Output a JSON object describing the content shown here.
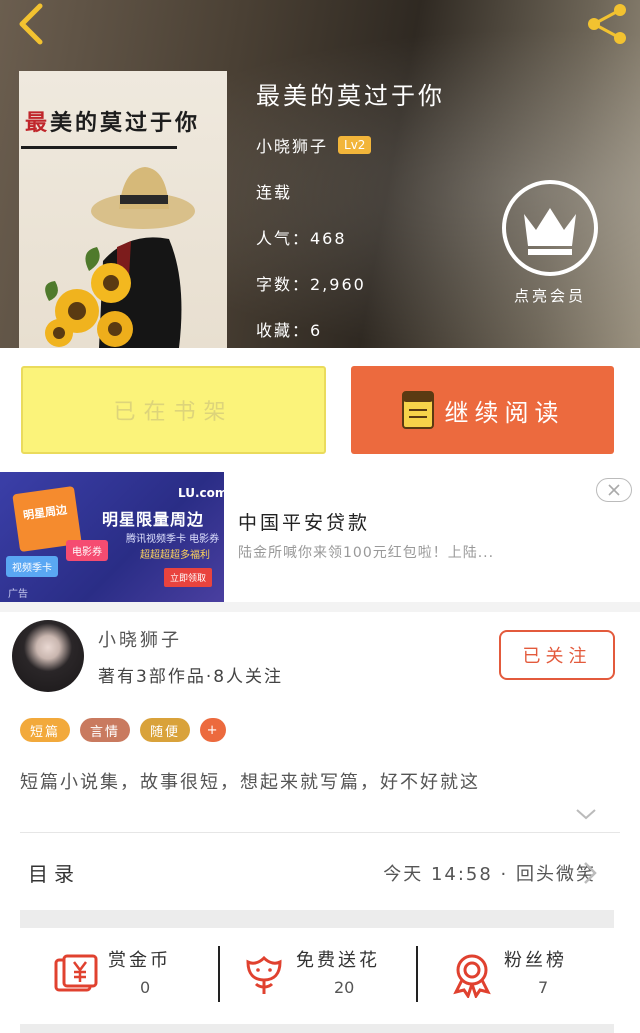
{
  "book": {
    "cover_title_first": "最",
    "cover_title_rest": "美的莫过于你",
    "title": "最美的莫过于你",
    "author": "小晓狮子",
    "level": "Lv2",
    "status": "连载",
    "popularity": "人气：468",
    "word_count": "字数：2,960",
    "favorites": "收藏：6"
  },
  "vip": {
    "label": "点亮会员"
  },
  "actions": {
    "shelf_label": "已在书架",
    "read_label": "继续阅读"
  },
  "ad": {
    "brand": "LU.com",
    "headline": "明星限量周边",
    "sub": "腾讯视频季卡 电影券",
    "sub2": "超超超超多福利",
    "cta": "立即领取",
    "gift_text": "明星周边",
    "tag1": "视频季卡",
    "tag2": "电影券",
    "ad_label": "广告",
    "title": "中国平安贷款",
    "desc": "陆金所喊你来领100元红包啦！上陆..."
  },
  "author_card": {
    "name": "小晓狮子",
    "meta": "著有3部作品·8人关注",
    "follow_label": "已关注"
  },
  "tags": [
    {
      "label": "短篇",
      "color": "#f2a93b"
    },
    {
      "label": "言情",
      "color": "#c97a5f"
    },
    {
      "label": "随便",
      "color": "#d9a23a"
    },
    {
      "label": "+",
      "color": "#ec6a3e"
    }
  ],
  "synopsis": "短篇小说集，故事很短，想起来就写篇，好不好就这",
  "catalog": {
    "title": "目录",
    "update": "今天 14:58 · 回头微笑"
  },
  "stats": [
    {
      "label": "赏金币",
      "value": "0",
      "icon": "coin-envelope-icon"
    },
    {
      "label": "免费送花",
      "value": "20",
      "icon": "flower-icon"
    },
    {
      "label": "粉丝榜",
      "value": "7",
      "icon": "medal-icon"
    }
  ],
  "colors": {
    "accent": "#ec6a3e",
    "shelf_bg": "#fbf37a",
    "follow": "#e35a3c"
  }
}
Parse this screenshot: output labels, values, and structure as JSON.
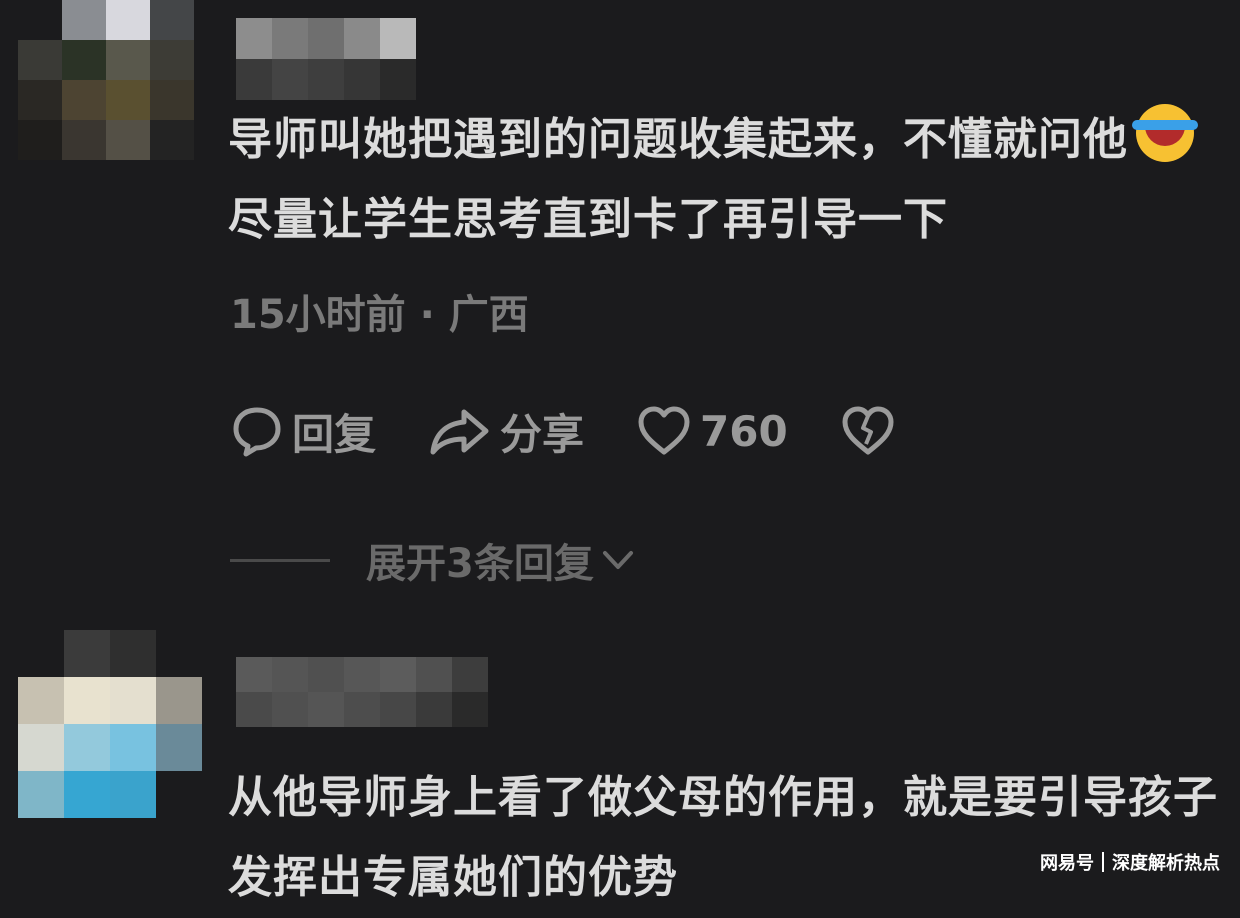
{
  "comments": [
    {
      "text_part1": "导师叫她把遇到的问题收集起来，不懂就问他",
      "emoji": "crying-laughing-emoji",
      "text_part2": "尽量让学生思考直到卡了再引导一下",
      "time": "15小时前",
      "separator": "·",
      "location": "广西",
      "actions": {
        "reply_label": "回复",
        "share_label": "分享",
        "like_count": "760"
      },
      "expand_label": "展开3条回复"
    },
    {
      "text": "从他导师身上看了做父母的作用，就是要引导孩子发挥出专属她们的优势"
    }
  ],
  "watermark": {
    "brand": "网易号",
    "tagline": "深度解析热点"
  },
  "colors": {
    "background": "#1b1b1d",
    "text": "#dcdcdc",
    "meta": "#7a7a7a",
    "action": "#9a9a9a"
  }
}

TASK STATEMENT: Print each record exactly as it stands, leaving the images out.

EXPECTED OUTPUT:
Output a JSON object describing the content shown here.
{
  "book": {
    "cover_title_first": "最",
    "cover_title_rest": "美的莫过于你",
    "title": "最美的莫过于你",
    "author": "小晓狮子",
    "level": "Lv2",
    "status": "连载",
    "popularity": "人气：468",
    "word_count": "字数：2,960",
    "favorites": "收藏：6"
  },
  "vip": {
    "label": "点亮会员"
  },
  "actions": {
    "shelf_label": "已在书架",
    "read_label": "继续阅读"
  },
  "ad": {
    "brand": "LU.com",
    "headline": "明星限量周边",
    "sub": "腾讯视频季卡 电影券",
    "sub2": "超超超超多福利",
    "cta": "立即领取",
    "gift_text": "明星周边",
    "tag1": "视频季卡",
    "tag2": "电影券",
    "ad_label": "广告",
    "title": "中国平安贷款",
    "desc": "陆金所喊你来领100元红包啦！上陆..."
  },
  "author_card": {
    "name": "小晓狮子",
    "meta": "著有3部作品·8人关注",
    "follow_label": "已关注"
  },
  "tags": [
    {
      "label": "短篇",
      "color": "#f2a93b"
    },
    {
      "label": "言情",
      "color": "#c97a5f"
    },
    {
      "label": "随便",
      "color": "#d9a23a"
    },
    {
      "label": "+",
      "color": "#ec6a3e"
    }
  ],
  "synopsis": "短篇小说集，故事很短，想起来就写篇，好不好就这",
  "catalog": {
    "title": "目录",
    "update": "今天 14:58 · 回头微笑"
  },
  "stats": [
    {
      "label": "赏金币",
      "value": "0",
      "icon": "coin-envelope-icon"
    },
    {
      "label": "免费送花",
      "value": "20",
      "icon": "flower-icon"
    },
    {
      "label": "粉丝榜",
      "value": "7",
      "icon": "medal-icon"
    }
  ],
  "colors": {
    "accent": "#ec6a3e",
    "shelf_bg": "#fbf37a",
    "follow": "#e35a3c"
  }
}
Parse this screenshot: output labels, values, and structure as JSON.
{
  "comments": [
    {
      "text_part1": "导师叫她把遇到的问题收集起来，不懂就问他",
      "emoji": "crying-laughing-emoji",
      "text_part2": "尽量让学生思考直到卡了再引导一下",
      "time": "15小时前",
      "separator": "·",
      "location": "广西",
      "actions": {
        "reply_label": "回复",
        "share_label": "分享",
        "like_count": "760"
      },
      "expand_label": "展开3条回复"
    },
    {
      "text": "从他导师身上看了做父母的作用，就是要引导孩子发挥出专属她们的优势"
    }
  ],
  "watermark": {
    "brand": "网易号",
    "tagline": "深度解析热点"
  },
  "colors": {
    "background": "#1b1b1d",
    "text": "#dcdcdc",
    "meta": "#7a7a7a",
    "action": "#9a9a9a"
  }
}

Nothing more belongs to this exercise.